Monitoring Hepatocellular Carcinoma and Liver Cirrhosis Development

In a randomized trial, Wang and Li (2015) examined the utility of H-MRS to quantify the differences in liver metabolites.  Magnetic resonance spectroscopy was used as a means of predicting the probability of developing hepatocellular carcinoma (HCC) in patients with liver cirrhosis secondary to chronic hepatitis B.  This study included 20 healthy volunteers, 20 patients with liver cirrhosis secondary to chronic hepatitis B (cirrhosis group), and 20 patients with small HCC secondary to cirrhosis liver parenchyma (HCC group).  All patients underwent routine MRI and H-MRS scanning.  LCModel software was used to quantify Cho (Choline), Lip (lipid), and Cho/Lip in the 3 groups, and a 1-way ANOVA was used to compare the differences in these metabolites between groups.  Choline levels were significantly different between the control and HCC group and between the cirrhosis group and the HCC group (all p < 0.001).  There was also a significant difference in Lip levels between the control and cirrhosis group and the control and HCC groups (all p < 0.001).  There were also differences in Cho/Lip between the control and cirrhosis groups, the control and HCC groups, and the cirrhosis and HCC groups (all p < 0.001).  The authors concluded that H-MRS followed by the analysis with LCModel can be used to measure changes in hepatic metabolite levels in patients with liver cirrhosis secondary to chronic hepatitis B and HCC.  They stated that H-MRS may be helpful in monitoring HCC and liver cirrhosis development.  These preliminary findings need to be validated by well-designed studies.

Substance Use Disorders

Hellem et al (2015) presented a systematic review of MRS studies of substance use disorders.  As a non-invasive and non-ionizing imaging technique, MRS is being widely used in substance abuse research to evaluate the effects substances of abuse have on brain chemistry.  Nearly 40 peer-reviewed research articles that focused on the utility of MRS in alcohol, methamphetamine, 3,4-methylenedioxymethamphetamine, cocaine, opiates, opioids, marijuana, and nicotine use disorders were reviewed.  Findings indicated inconsistencies with respect to alterations in brain chemistry within each substance of abuse, and the most consistent finding across substances was decreased N-acetylaspartate and choline levels with chronic alcohol, methamphetamine, and nicotine use.  The authors concluded that variation in the brain regions studied, imaging technique, as well as small sample sizes might explain the discrepancies in findings within each substance.  They stated that future well-designed MRS studies offer promise in examining novel treatment approaches in substance use disorders.

• **Extracted records**:
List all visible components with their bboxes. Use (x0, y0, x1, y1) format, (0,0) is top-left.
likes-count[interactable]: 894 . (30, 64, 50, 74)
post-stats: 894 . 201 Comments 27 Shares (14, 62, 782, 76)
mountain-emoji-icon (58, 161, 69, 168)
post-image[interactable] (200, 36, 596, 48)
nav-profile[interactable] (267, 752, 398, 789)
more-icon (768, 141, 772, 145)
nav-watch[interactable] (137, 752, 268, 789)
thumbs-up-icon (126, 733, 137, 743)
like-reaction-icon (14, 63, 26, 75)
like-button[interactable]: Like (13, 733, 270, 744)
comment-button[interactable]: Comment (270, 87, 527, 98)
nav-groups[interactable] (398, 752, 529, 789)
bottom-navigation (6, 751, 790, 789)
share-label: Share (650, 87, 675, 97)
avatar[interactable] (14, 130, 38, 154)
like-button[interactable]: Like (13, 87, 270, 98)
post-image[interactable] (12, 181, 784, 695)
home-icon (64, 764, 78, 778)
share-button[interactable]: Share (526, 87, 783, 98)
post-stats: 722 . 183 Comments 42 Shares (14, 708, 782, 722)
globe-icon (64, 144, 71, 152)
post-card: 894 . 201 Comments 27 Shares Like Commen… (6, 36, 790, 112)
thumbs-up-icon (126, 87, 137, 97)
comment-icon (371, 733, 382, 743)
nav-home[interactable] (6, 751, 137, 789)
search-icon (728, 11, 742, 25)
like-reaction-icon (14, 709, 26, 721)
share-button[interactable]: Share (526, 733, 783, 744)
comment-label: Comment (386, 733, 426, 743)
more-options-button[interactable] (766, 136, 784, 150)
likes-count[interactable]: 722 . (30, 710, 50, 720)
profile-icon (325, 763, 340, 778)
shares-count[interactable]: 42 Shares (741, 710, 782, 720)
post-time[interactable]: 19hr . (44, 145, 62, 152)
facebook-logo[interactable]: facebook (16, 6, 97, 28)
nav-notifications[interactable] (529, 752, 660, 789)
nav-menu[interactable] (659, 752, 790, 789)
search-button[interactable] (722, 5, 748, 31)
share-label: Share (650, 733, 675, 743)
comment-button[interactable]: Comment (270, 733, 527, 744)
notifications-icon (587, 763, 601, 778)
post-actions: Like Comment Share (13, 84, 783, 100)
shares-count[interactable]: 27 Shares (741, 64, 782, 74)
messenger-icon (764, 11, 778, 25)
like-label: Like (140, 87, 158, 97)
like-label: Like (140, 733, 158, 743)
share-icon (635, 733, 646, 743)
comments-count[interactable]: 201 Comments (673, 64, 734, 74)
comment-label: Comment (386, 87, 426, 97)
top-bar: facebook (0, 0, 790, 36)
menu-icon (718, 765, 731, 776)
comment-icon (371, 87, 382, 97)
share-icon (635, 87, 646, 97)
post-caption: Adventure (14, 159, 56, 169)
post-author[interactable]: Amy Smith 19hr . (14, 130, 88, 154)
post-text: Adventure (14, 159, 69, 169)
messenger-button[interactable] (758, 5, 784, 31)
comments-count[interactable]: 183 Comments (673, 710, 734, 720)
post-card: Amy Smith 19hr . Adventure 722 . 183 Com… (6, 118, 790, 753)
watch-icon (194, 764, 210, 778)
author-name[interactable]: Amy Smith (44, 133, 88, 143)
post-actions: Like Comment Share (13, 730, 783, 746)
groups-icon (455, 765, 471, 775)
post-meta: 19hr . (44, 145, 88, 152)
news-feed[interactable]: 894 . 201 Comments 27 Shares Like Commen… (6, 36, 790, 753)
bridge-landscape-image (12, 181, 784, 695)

• **To do**:
Answer these from the MRS text:
1. How many healthy volunteers took part in the Wang and Li (2015) study?
2. Which software quantified Cho, Lip, and Cho/Lip in that study?
3. What was the most consistent finding across substances in the Hellem et al (2015) review?

• **Answer area**:
1. 20
2. LCModel
3. Decreased N-acetylaspartate and choline levels with chronic alcohol, methamphetamine, and nicotine use